■ **What you have to do**: Copy every line that holds "JSON".

[Stored items from a collection]
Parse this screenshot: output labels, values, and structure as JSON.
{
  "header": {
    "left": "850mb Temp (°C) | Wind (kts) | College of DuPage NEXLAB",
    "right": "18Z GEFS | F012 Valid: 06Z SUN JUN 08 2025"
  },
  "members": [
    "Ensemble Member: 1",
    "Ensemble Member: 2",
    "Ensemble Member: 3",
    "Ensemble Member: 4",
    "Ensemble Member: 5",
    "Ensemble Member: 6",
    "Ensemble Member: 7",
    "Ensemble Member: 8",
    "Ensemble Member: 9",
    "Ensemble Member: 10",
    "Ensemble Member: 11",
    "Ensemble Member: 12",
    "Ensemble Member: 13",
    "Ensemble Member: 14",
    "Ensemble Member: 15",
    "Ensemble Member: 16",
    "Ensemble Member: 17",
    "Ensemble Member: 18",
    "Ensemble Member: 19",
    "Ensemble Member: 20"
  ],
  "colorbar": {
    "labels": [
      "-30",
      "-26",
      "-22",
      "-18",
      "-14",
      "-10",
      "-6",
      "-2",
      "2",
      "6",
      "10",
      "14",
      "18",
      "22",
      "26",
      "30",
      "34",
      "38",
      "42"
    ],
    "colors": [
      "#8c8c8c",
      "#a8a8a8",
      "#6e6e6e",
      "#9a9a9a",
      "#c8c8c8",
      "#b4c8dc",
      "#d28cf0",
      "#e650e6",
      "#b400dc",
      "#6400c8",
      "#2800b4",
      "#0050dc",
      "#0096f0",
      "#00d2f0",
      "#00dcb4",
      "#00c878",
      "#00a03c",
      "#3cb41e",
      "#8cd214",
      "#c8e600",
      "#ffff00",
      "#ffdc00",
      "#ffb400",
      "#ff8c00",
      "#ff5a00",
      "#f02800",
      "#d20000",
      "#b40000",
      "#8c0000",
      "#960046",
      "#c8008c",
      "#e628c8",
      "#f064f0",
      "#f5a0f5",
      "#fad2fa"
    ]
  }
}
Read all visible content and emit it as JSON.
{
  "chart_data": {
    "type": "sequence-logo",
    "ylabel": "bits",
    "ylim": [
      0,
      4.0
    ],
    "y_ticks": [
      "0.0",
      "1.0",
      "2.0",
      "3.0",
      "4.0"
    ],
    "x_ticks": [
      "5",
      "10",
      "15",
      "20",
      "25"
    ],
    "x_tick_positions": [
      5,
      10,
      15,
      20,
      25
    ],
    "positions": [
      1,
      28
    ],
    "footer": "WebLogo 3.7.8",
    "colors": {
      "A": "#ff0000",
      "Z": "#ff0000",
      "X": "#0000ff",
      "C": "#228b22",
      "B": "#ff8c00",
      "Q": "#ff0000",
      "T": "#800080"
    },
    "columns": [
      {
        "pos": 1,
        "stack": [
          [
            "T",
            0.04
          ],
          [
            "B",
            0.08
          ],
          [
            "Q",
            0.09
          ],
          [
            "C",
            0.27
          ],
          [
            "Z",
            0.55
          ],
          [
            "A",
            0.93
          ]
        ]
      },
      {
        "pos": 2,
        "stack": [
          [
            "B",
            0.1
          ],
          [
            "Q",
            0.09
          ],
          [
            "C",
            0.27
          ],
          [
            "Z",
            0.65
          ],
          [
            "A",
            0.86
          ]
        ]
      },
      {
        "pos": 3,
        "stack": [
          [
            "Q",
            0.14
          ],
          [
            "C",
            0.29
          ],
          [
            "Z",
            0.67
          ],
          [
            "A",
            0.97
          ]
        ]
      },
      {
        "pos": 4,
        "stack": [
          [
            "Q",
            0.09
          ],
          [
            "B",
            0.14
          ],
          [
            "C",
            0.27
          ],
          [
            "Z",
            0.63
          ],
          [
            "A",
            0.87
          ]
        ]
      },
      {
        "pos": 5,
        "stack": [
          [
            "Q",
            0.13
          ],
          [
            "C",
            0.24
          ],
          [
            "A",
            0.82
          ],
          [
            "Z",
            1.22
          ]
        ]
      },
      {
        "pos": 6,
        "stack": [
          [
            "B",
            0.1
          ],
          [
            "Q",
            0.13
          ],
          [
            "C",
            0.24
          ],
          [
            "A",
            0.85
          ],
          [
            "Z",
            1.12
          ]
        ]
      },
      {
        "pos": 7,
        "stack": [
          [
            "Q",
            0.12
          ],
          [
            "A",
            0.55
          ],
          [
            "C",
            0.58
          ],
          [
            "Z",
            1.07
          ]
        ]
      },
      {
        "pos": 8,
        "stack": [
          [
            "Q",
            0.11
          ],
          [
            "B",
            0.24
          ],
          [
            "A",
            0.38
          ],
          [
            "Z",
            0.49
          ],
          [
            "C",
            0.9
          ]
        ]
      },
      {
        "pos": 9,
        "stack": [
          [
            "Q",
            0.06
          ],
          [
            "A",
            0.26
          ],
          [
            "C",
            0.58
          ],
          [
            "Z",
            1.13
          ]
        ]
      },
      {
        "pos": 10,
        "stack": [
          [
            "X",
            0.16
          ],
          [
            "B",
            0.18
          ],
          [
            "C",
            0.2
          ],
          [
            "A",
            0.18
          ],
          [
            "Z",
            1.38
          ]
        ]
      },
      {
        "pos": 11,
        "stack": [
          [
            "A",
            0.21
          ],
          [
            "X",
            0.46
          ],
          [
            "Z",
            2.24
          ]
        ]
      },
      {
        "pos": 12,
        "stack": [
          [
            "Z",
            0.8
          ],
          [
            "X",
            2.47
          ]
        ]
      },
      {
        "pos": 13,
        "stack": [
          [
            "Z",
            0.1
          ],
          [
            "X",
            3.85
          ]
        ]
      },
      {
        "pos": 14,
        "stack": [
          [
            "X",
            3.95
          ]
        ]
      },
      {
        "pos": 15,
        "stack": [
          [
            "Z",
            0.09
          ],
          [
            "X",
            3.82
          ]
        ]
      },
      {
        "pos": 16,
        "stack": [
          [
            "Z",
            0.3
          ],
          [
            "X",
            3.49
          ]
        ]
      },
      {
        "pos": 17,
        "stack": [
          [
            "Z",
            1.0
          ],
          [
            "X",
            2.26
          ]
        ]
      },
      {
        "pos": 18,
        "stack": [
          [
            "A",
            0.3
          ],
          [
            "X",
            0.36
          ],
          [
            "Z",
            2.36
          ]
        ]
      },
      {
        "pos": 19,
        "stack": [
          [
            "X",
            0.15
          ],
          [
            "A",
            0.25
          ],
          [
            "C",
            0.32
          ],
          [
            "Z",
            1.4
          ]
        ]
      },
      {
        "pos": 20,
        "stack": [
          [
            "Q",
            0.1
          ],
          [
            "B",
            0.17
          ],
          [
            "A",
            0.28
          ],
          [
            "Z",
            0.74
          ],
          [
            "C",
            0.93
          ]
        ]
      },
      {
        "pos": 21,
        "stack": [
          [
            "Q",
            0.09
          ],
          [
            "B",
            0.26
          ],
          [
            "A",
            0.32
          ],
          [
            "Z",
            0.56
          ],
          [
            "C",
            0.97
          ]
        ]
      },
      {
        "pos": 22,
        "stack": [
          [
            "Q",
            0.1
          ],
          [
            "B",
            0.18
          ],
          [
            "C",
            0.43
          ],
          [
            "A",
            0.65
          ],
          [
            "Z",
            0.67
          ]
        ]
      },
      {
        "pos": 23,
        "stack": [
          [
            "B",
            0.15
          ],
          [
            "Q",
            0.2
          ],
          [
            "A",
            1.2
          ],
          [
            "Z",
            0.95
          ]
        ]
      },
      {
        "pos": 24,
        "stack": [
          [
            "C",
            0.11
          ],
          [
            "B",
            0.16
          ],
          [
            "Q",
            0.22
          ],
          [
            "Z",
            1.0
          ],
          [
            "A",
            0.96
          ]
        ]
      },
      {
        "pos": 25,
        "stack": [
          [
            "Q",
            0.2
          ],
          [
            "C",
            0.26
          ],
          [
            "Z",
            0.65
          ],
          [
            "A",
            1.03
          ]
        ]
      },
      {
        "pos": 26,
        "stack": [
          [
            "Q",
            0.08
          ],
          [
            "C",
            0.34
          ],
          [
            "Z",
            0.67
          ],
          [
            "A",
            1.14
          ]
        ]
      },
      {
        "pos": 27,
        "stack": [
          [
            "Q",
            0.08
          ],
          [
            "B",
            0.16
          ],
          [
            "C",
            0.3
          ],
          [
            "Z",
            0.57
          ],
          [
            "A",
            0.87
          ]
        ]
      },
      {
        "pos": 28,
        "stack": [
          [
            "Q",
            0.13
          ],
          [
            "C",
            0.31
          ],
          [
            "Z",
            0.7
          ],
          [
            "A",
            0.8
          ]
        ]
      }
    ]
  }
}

■ **Complete answer**:
Parse this screenshot: output labels, values, and structure as JSON.
Read all visible content and emit it as JSON.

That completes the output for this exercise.